[BEGIN Records provided]

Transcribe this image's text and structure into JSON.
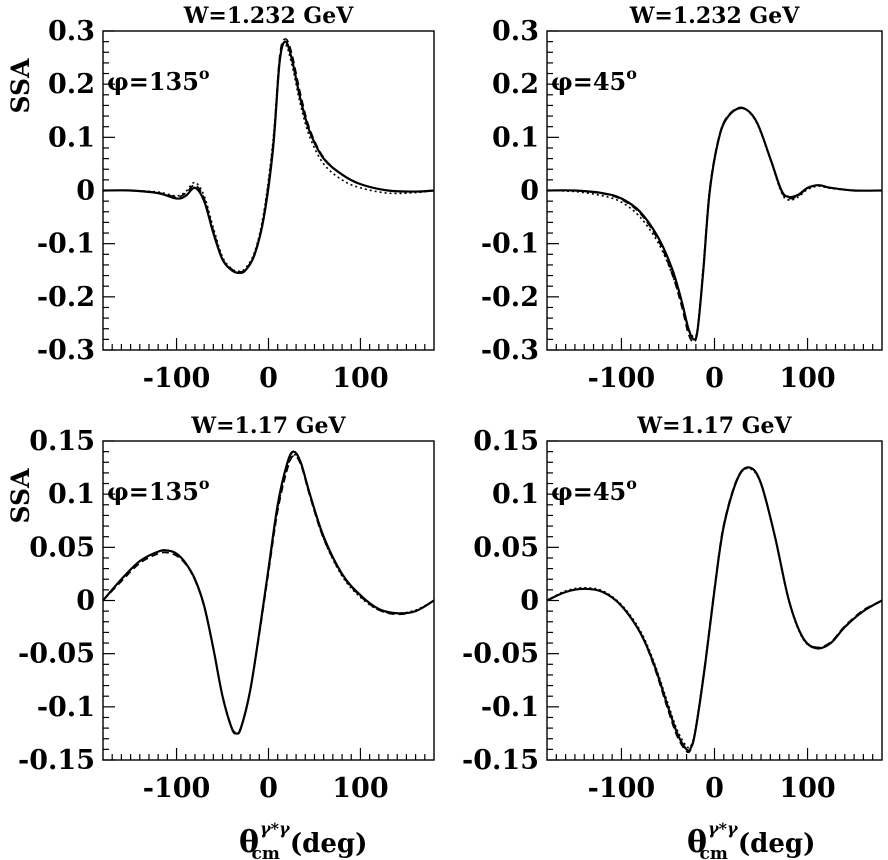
{
  "chart_data": [
    {
      "type": "line",
      "title": "W=1.232 GeV",
      "ylabel": "SSA",
      "xlabel": "",
      "annotation": "φ=135°",
      "xlim": [
        -180,
        180
      ],
      "ylim": [
        -0.3,
        0.3
      ],
      "xticks": [
        -100,
        0,
        100
      ],
      "xtick_labels": [
        "-100",
        "0",
        "100"
      ],
      "yticks": [
        -0.3,
        -0.2,
        -0.1,
        0,
        0.1,
        0.2,
        0.3
      ],
      "ytick_labels": [
        "-0.3",
        "-0.2",
        "-0.1",
        "0",
        "0.1",
        "0.2",
        "0.3"
      ],
      "series": [
        {
          "style": "solid",
          "x": [
            -180,
            -150,
            -120,
            -100,
            -90,
            -80,
            -70,
            -60,
            -50,
            -40,
            -32,
            -25,
            -15,
            -5,
            5,
            12,
            18,
            25,
            35,
            45,
            60,
            80,
            100,
            130,
            160,
            180
          ],
          "y": [
            0.0,
            0.0,
            -0.005,
            -0.015,
            -0.01,
            0.005,
            -0.02,
            -0.08,
            -0.13,
            -0.15,
            -0.155,
            -0.15,
            -0.12,
            -0.05,
            0.08,
            0.24,
            0.28,
            0.25,
            0.17,
            0.11,
            0.06,
            0.03,
            0.012,
            0.0,
            -0.002,
            0.0
          ]
        },
        {
          "style": "dashed",
          "x": [
            -180,
            -150,
            -120,
            -100,
            -90,
            -80,
            -70,
            -60,
            -50,
            -40,
            -32,
            -25,
            -15,
            -5,
            5,
            12,
            18,
            25,
            35,
            45,
            60,
            80,
            100,
            130,
            160,
            180
          ],
          "y": [
            0.0,
            0.0,
            -0.004,
            -0.012,
            -0.005,
            0.01,
            -0.015,
            -0.075,
            -0.128,
            -0.148,
            -0.153,
            -0.148,
            -0.118,
            -0.045,
            0.09,
            0.25,
            0.285,
            0.26,
            0.18,
            0.115,
            0.062,
            0.03,
            0.012,
            0.0,
            -0.002,
            0.0
          ]
        },
        {
          "style": "dotted",
          "x": [
            -180,
            -150,
            -120,
            -100,
            -90,
            -80,
            -70,
            -60,
            -50,
            -40,
            -32,
            -25,
            -15,
            -5,
            5,
            12,
            18,
            25,
            35,
            45,
            60,
            80,
            100,
            130,
            160,
            180
          ],
          "y": [
            0.0,
            0.0,
            -0.003,
            -0.01,
            -0.002,
            0.015,
            -0.01,
            -0.07,
            -0.125,
            -0.147,
            -0.152,
            -0.146,
            -0.115,
            -0.04,
            0.095,
            0.245,
            0.275,
            0.24,
            0.16,
            0.1,
            0.05,
            0.02,
            0.005,
            -0.005,
            -0.004,
            0.0
          ]
        }
      ]
    },
    {
      "type": "line",
      "title": "W=1.232 GeV",
      "ylabel": "",
      "xlabel": "",
      "annotation": "φ=45°",
      "xlim": [
        -180,
        180
      ],
      "ylim": [
        -0.3,
        0.3
      ],
      "xticks": [
        -100,
        0,
        100
      ],
      "xtick_labels": [
        "-100",
        "0",
        "100"
      ],
      "yticks": [
        -0.3,
        -0.2,
        -0.1,
        0,
        0.1,
        0.2,
        0.3
      ],
      "ytick_labels": [
        "-0.3",
        "-0.2",
        "-0.1",
        "0",
        "0.1",
        "0.2",
        "0.3"
      ],
      "series": [
        {
          "style": "solid",
          "x": [
            -180,
            -150,
            -120,
            -100,
            -80,
            -60,
            -45,
            -35,
            -28,
            -22,
            -18,
            -12,
            -5,
            5,
            15,
            30,
            45,
            60,
            72,
            80,
            90,
            100,
            112,
            125,
            150,
            180
          ],
          "y": [
            0.0,
            0.0,
            -0.005,
            -0.015,
            -0.04,
            -0.09,
            -0.15,
            -0.21,
            -0.26,
            -0.28,
            -0.26,
            -0.15,
            0.0,
            0.1,
            0.14,
            0.155,
            0.13,
            0.06,
            0.0,
            -0.012,
            -0.008,
            0.005,
            0.01,
            0.005,
            0.0,
            0.0
          ]
        },
        {
          "style": "dashed",
          "x": [
            -180,
            -150,
            -120,
            -100,
            -80,
            -60,
            -45,
            -35,
            -28,
            -22,
            -18,
            -12,
            -5,
            5,
            15,
            30,
            45,
            60,
            72,
            80,
            90,
            100,
            112,
            125,
            150,
            180
          ],
          "y": [
            0.0,
            0.0,
            -0.006,
            -0.017,
            -0.043,
            -0.095,
            -0.16,
            -0.22,
            -0.27,
            -0.285,
            -0.26,
            -0.145,
            0.005,
            0.103,
            0.142,
            0.156,
            0.13,
            0.06,
            -0.002,
            -0.015,
            -0.01,
            0.004,
            0.01,
            0.005,
            0.0,
            0.0
          ]
        },
        {
          "style": "dotted",
          "x": [
            -180,
            -150,
            -120,
            -100,
            -80,
            -60,
            -45,
            -35,
            -28,
            -22,
            -18,
            -12,
            -5,
            5,
            15,
            30,
            45,
            60,
            72,
            80,
            90,
            100,
            112,
            125,
            150,
            180
          ],
          "y": [
            0.0,
            -0.002,
            -0.01,
            -0.022,
            -0.05,
            -0.1,
            -0.16,
            -0.215,
            -0.26,
            -0.275,
            -0.255,
            -0.14,
            0.005,
            0.1,
            0.14,
            0.155,
            0.128,
            0.058,
            -0.004,
            -0.018,
            -0.012,
            0.002,
            0.008,
            0.004,
            0.0,
            0.0
          ]
        }
      ]
    },
    {
      "type": "line",
      "title": "W=1.17 GeV",
      "ylabel": "SSA",
      "xlabel": "",
      "annotation": "φ=135°",
      "xlim": [
        -180,
        180
      ],
      "ylim": [
        -0.15,
        0.15
      ],
      "xticks": [
        -100,
        0,
        100
      ],
      "xtick_labels": [
        "-100",
        "0",
        "100"
      ],
      "yticks": [
        -0.15,
        -0.1,
        -0.05,
        0,
        0.05,
        0.1,
        0.15
      ],
      "ytick_labels": [
        "-0.15",
        "-0.1",
        "-0.05",
        "0",
        "0.05",
        "0.1",
        "0.15"
      ],
      "series": [
        {
          "style": "solid",
          "x": [
            -180,
            -160,
            -140,
            -120,
            -110,
            -100,
            -90,
            -80,
            -70,
            -60,
            -50,
            -40,
            -35,
            -30,
            -20,
            -10,
            0,
            10,
            20,
            27,
            35,
            45,
            60,
            80,
            100,
            120,
            140,
            160,
            180
          ],
          "y": [
            0.0,
            0.02,
            0.037,
            0.046,
            0.047,
            0.044,
            0.035,
            0.02,
            -0.005,
            -0.045,
            -0.09,
            -0.12,
            -0.125,
            -0.12,
            -0.085,
            -0.03,
            0.03,
            0.09,
            0.128,
            0.14,
            0.13,
            0.1,
            0.06,
            0.025,
            0.005,
            -0.008,
            -0.012,
            -0.01,
            0.0
          ]
        },
        {
          "style": "dashed",
          "x": [
            -180,
            -160,
            -140,
            -120,
            -110,
            -100,
            -90,
            -80,
            -70,
            -60,
            -50,
            -40,
            -35,
            -30,
            -20,
            -10,
            0,
            10,
            20,
            27,
            35,
            45,
            60,
            80,
            100,
            120,
            140,
            160,
            180
          ],
          "y": [
            0.0,
            0.018,
            0.035,
            0.044,
            0.045,
            0.042,
            0.034,
            0.019,
            -0.006,
            -0.046,
            -0.09,
            -0.119,
            -0.124,
            -0.119,
            -0.085,
            -0.032,
            0.026,
            0.084,
            0.122,
            0.136,
            0.128,
            0.098,
            0.058,
            0.024,
            0.004,
            -0.009,
            -0.013,
            -0.01,
            0.0
          ]
        },
        {
          "style": "dotted",
          "x": [
            -180,
            -160,
            -140,
            -120,
            -110,
            -100,
            -90,
            -80,
            -70,
            -60,
            -50,
            -40,
            -35,
            -30,
            -20,
            -10,
            0,
            10,
            20,
            27,
            35,
            45,
            60,
            80,
            100,
            120,
            140,
            160,
            180
          ],
          "y": [
            0.0,
            0.02,
            0.037,
            0.046,
            0.047,
            0.044,
            0.035,
            0.02,
            -0.005,
            -0.045,
            -0.09,
            -0.12,
            -0.125,
            -0.12,
            -0.085,
            -0.031,
            0.028,
            0.086,
            0.124,
            0.137,
            0.129,
            0.099,
            0.058,
            0.023,
            0.003,
            -0.009,
            -0.012,
            -0.009,
            0.0
          ]
        }
      ]
    },
    {
      "type": "line",
      "title": "W=1.17 GeV",
      "ylabel": "",
      "xlabel": "θ_cm^(γ*γ) (deg)",
      "annotation": "φ=45°",
      "xlim": [
        -180,
        180
      ],
      "ylim": [
        -0.15,
        0.15
      ],
      "xticks": [
        -100,
        0,
        100
      ],
      "xtick_labels": [
        "-100",
        "0",
        "100"
      ],
      "yticks": [
        -0.15,
        -0.1,
        -0.05,
        0,
        0.05,
        0.1,
        0.15
      ],
      "ytick_labels": [
        "-0.15",
        "-0.1",
        "-0.05",
        "0",
        "0.05",
        "0.1",
        "0.15"
      ],
      "series": [
        {
          "style": "solid",
          "x": [
            -180,
            -160,
            -140,
            -120,
            -100,
            -80,
            -65,
            -50,
            -40,
            -30,
            -25,
            -20,
            -10,
            0,
            10,
            25,
            38,
            50,
            65,
            80,
            95,
            110,
            125,
            140,
            160,
            180
          ],
          "y": [
            0.0,
            0.008,
            0.011,
            0.008,
            -0.005,
            -0.03,
            -0.06,
            -0.1,
            -0.125,
            -0.14,
            -0.138,
            -0.12,
            -0.06,
            0.01,
            0.07,
            0.115,
            0.125,
            0.11,
            0.06,
            0.0,
            -0.035,
            -0.045,
            -0.04,
            -0.025,
            -0.01,
            0.0
          ]
        },
        {
          "style": "dashed",
          "x": [
            -180,
            -160,
            -140,
            -120,
            -100,
            -80,
            -65,
            -50,
            -40,
            -30,
            -25,
            -20,
            -10,
            0,
            10,
            25,
            38,
            50,
            65,
            80,
            95,
            110,
            125,
            140,
            160,
            180
          ],
          "y": [
            0.0,
            0.008,
            0.011,
            0.008,
            -0.005,
            -0.03,
            -0.062,
            -0.103,
            -0.128,
            -0.142,
            -0.139,
            -0.12,
            -0.058,
            0.012,
            0.072,
            0.116,
            0.125,
            0.11,
            0.06,
            0.0,
            -0.035,
            -0.044,
            -0.039,
            -0.024,
            -0.009,
            0.0
          ]
        },
        {
          "style": "dotted",
          "x": [
            -180,
            -160,
            -140,
            -120,
            -100,
            -80,
            -65,
            -50,
            -40,
            -30,
            -25,
            -20,
            -10,
            0,
            10,
            25,
            38,
            50,
            65,
            80,
            95,
            110,
            125,
            140,
            160,
            180
          ],
          "y": [
            0.0,
            0.009,
            0.012,
            0.009,
            -0.004,
            -0.028,
            -0.058,
            -0.097,
            -0.122,
            -0.137,
            -0.136,
            -0.118,
            -0.058,
            0.011,
            0.071,
            0.115,
            0.124,
            0.109,
            0.059,
            -0.001,
            -0.036,
            -0.045,
            -0.04,
            -0.025,
            -0.01,
            0.0
          ]
        }
      ]
    }
  ],
  "xaxis_label": {
    "symbol": "θ",
    "sup": "γ*γ",
    "sub": "cm",
    "unit": "(deg)"
  }
}
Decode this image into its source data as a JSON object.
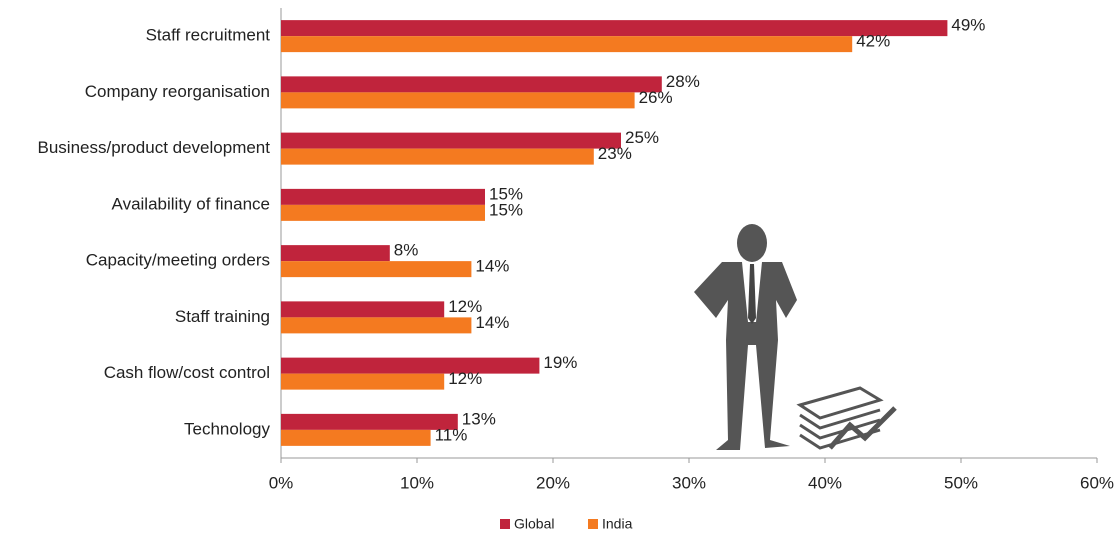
{
  "chart_data": {
    "type": "hbar",
    "categories": [
      "Staff recruitment",
      "Company reorganisation",
      "Business/product development",
      "Availability of finance",
      "Capacity/meeting orders",
      "Staff training",
      "Cash flow/cost control",
      "Technology"
    ],
    "series": [
      {
        "name": "Global",
        "color": "#c0243c",
        "values": [
          49,
          28,
          25,
          15,
          8,
          12,
          19,
          13
        ],
        "value_labels": [
          "49%",
          "28%",
          "25%",
          "15%",
          "8%",
          "12%",
          "19%",
          "13%"
        ]
      },
      {
        "name": "India",
        "color": "#f47a20",
        "values": [
          42,
          26,
          23,
          15,
          14,
          14,
          12,
          11
        ],
        "value_labels": [
          "42%",
          "26%",
          "23%",
          "15%",
          "14%",
          "14%",
          "12%",
          "11%"
        ]
      }
    ],
    "xlim": [
      0,
      60
    ],
    "xticks": [
      {
        "value": 0,
        "label": "0%"
      },
      {
        "value": 10,
        "label": "10%"
      },
      {
        "value": 20,
        "label": "20%"
      },
      {
        "value": 30,
        "label": "30%"
      },
      {
        "value": 40,
        "label": "40%"
      },
      {
        "value": 50,
        "label": "50%"
      },
      {
        "value": 60,
        "label": "60%"
      }
    ],
    "legend": "bottom"
  }
}
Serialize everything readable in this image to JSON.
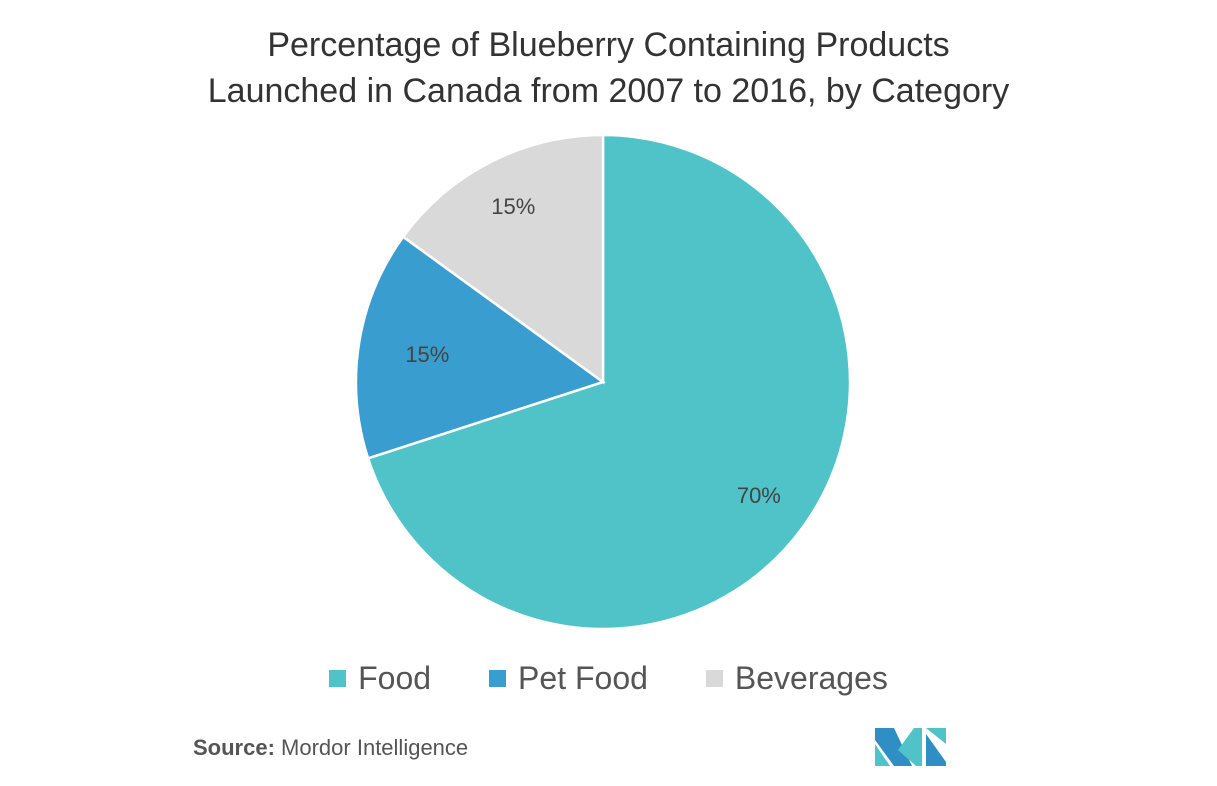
{
  "chart_data": {
    "type": "pie",
    "title_line1": "Percentage of Blueberry Containing Products",
    "title_line2": "Launched in Canada from 2007 to 2016, by Category",
    "slices": [
      {
        "label": "Food",
        "value": 70,
        "display": "70%",
        "color": "#50c3c9"
      },
      {
        "label": "Pet Food",
        "value": 15,
        "display": "15%",
        "color": "#3a9dcf"
      },
      {
        "label": "Beverages",
        "value": 15,
        "display": "15%",
        "color": "#d9d9d9"
      }
    ],
    "legend_position": "bottom"
  },
  "source": {
    "label": "Source:",
    "text": "Mordor Intelligence"
  }
}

[END Records provided]

What to work on >> From the line containing "Serialize everything readable" through the end of the entries, quote each line exactly and nothing else, excluding all pictures.

Result of the task >>
Serialize everything readable in this image to JSON.
{
  "chart_data": {
    "type": "pie",
    "title_line1": "Percentage of Blueberry Containing Products",
    "title_line2": "Launched in Canada from 2007 to 2016, by Category",
    "slices": [
      {
        "label": "Food",
        "value": 70,
        "display": "70%",
        "color": "#50c3c9"
      },
      {
        "label": "Pet Food",
        "value": 15,
        "display": "15%",
        "color": "#3a9dcf"
      },
      {
        "label": "Beverages",
        "value": 15,
        "display": "15%",
        "color": "#d9d9d9"
      }
    ],
    "legend_position": "bottom"
  },
  "source": {
    "label": "Source:",
    "text": "Mordor Intelligence"
  }
}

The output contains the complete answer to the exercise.